Your task is to output the listing word for word, with pictures excluded.

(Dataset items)
════════════════

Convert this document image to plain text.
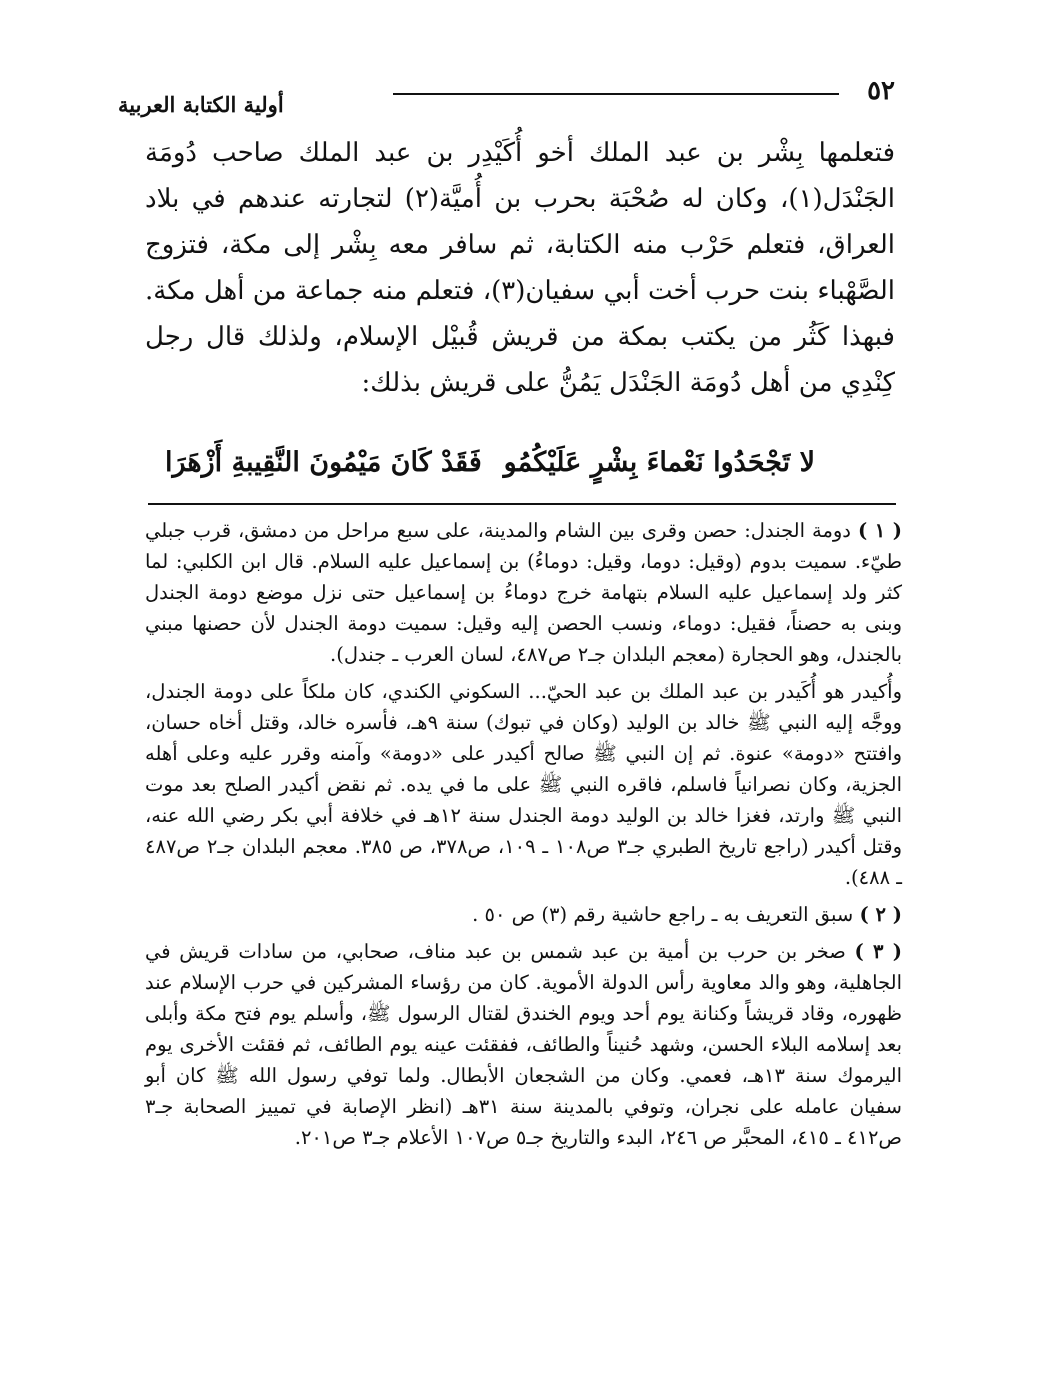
٥٢
أولية الكتابة العربية

فتعلمها بِشْر بن عبد الملك أخو أُكَيْدِر بن عبد الملك صاحب دُومَة الجَنْدَل(١)، وكان له صُحْبَة بحرب بن أُميَّة(٢) لتجارته عندهم في بلاد العراق، فتعلم حَرْب منه الكتابة، ثم سافر معه بِشْر إلى مكة، فتزوج الصَّهْباء بنت حرب أخت أبي سفيان(٣)، فتعلم منه جماعة من أهل مكة. فبهذا كَثُر من يكتب بمكة من قريش قُبيْل الإسلام، ولذلك قال رجل كِنْدِي من أهل دُومَة الجَنْدَل يَمُنُّ على قريش بذلك:

لا تَجْحَدُوا نَعْماءَ بِشْرٍ عَلَيْكُمُو
فَقَدْ كَانَ مَيْمُونَ النَّقِيبةِ أَزْهَرَا

( ١ ) دومة الجندل: حصن وقرى بين الشام والمدينة، على سبع مراحل من دمشق، قرب جبلي طيّء. سميت بدوم (وقيل: دوما، وقيل: دوماءُ) بن إسماعيل عليه السلام. قال ابن الكلبي: لما كثر ولد إسماعيل عليه السلام بتهامة خرج دوماءُ بن إسماعيل حتى نزل موضع دومة الجندل وبنى به حصناً، فقيل: دوماء، ونسب الحصن إليه وقيل: سميت دومة الجندل لأن حصنها مبني بالجندل، وهو الحجارة (معجم البلدان جـ٢ ص٤٨٧، لسان العرب ـ جندل).

وأُكيدر هو أُكَيدر بن عبد الملك بن عبد الحيّ... السكوني الكندي، كان ملكاً على دومة الجندل، ووجَّه إليه النبي ﷺ خالد بن الوليد (وكان في تبوك) سنة ٩هـ، فأسره خالد، وقتل أخاه حسان، وافتتح «دومة» عنوة. ثم إن النبي ﷺ صالح أكيدر على «دومة» وآمنه وقرر عليه وعلى أهله الجزية، وكان نصرانياً فاسلم، فاقره النبي ﷺ على ما في يده. ثم نقض أكيدر الصلح بعد موت النبي ﷺ وارتد، فغزا خالد بن الوليد دومة الجندل سنة ١٢هـ في خلافة أبي بكر رضي الله عنه، وقتل أكيدر (راجع تاريخ الطبري جـ٣ ص١٠٨ ـ ١٠٩، ص٣٧٨، ص ٣٨٥. معجم البلدان جـ٢ ص٤٨٧ ـ ٤٨٨).

( ٢ ) سبق التعريف به ـ راجع حاشية رقم (٣) ص ٥٠ .

( ٣ ) صخر بن حرب بن أمية بن عبد شمس بن عبد مناف، صحابي، من سادات قريش في الجاهلية، وهو والد معاوية رأس الدولة الأموية. كان من رؤساء المشركين في حرب الإسلام عند ظهوره، وقاد قريشاً وكنانة يوم أحد ويوم الخندق لقتال الرسول ﷺ، وأسلم يوم فتح مكة وأبلى بعد إسلامه البلاء الحسن، وشهد حُنيناً والطائف، ففقئت عينه يوم الطائف، ثم فقئت الأخرى يوم اليرموك سنة ١٣هـ، فعمي. وكان من الشجعان الأبطال. ولما توفي رسول الله ﷺ كان أبو سفيان عامله على نجران، وتوفي بالمدينة سنة ٣١هـ (انظر الإصابة في تمييز الصحابة جـ٣ ص٤١٢ ـ ٤١٥، المحبَّر ص ٢٤٦، البدء والتاريخ جـ٥ ص١٠٧ الأعلام جـ٣ ص٢٠١.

════════════════

• [Response]
Convert this document image to plain text.
٥٢
أولية الكتابة العربية

فتعلمها بِشْر بن عبد الملك أخو أُكَيْدِر بن عبد الملك صاحب دُومَة الجَنْدَل(١)، وكان له صُحْبَة بحرب بن أُميَّة(٢) لتجارته عندهم في بلاد العراق، فتعلم حَرْب منه الكتابة، ثم سافر معه بِشْر إلى مكة، فتزوج الصَّهْباء بنت حرب أخت أبي سفيان(٣)، فتعلم منه جماعة من أهل مكة. فبهذا كَثُر من يكتب بمكة من قريش قُبيْل الإسلام، ولذلك قال رجل كِنْدِي من أهل دُومَة الجَنْدَل يَمُنُّ على قريش بذلك:

لا تَجْحَدُوا نَعْماءَ بِشْرٍ عَلَيْكُمُو
فَقَدْ كَانَ مَيْمُونَ النَّقِيبةِ أَزْهَرَا

( ١ ) دومة الجندل: حصن وقرى بين الشام والمدينة، على سبع مراحل من دمشق، قرب جبلي طيّء. سميت بدوم (وقيل: دوما، وقيل: دوماءُ) بن إسماعيل عليه السلام. قال ابن الكلبي: لما كثر ولد إسماعيل عليه السلام بتهامة خرج دوماءُ بن إسماعيل حتى نزل موضع دومة الجندل وبنى به حصناً، فقيل: دوماء، ونسب الحصن إليه وقيل: سميت دومة الجندل لأن حصنها مبني بالجندل، وهو الحجارة (معجم البلدان جـ٢ ص٤٨٧، لسان العرب ـ جندل).

وأُكيدر هو أُكَيدر بن عبد الملك بن عبد الحيّ... السكوني الكندي، كان ملكاً على دومة الجندل، ووجَّه إليه النبي ﷺ خالد بن الوليد (وكان في تبوك) سنة ٩هـ، فأسره خالد، وقتل أخاه حسان، وافتتح «دومة» عنوة. ثم إن النبي ﷺ صالح أكيدر على «دومة» وآمنه وقرر عليه وعلى أهله الجزية، وكان نصرانياً فاسلم، فاقره النبي ﷺ على ما في يده. ثم نقض أكيدر الصلح بعد موت النبي ﷺ وارتد، فغزا خالد بن الوليد دومة الجندل سنة ١٢هـ في خلافة أبي بكر رضي الله عنه، وقتل أكيدر (راجع تاريخ الطبري جـ٣ ص١٠٨ ـ ١٠٩، ص٣٧٨، ص ٣٨٥. معجم البلدان جـ٢ ص٤٨٧ ـ ٤٨٨).

( ٢ ) سبق التعريف به ـ راجع حاشية رقم (٣) ص ٥٠ .

( ٣ ) صخر بن حرب بن أمية بن عبد شمس بن عبد مناف، صحابي، من سادات قريش في الجاهلية، وهو والد معاوية رأس الدولة الأموية. كان من رؤساء المشركين في حرب الإسلام عند ظهوره، وقاد قريشاً وكنانة يوم أحد ويوم الخندق لقتال الرسول ﷺ، وأسلم يوم فتح مكة وأبلى بعد إسلامه البلاء الحسن، وشهد حُنيناً والطائف، ففقئت عينه يوم الطائف، ثم فقئت الأخرى يوم اليرموك سنة ١٣هـ، فعمي. وكان من الشجعان الأبطال. ولما توفي رسول الله ﷺ كان أبو سفيان عامله على نجران، وتوفي بالمدينة سنة ٣١هـ (انظر الإصابة في تمييز الصحابة جـ٣ ص٤١٢ ـ ٤١٥، المحبَّر ص ٢٤٦، البدء والتاريخ جـ٥ ص١٠٧ الأعلام جـ٣ ص٢٠١.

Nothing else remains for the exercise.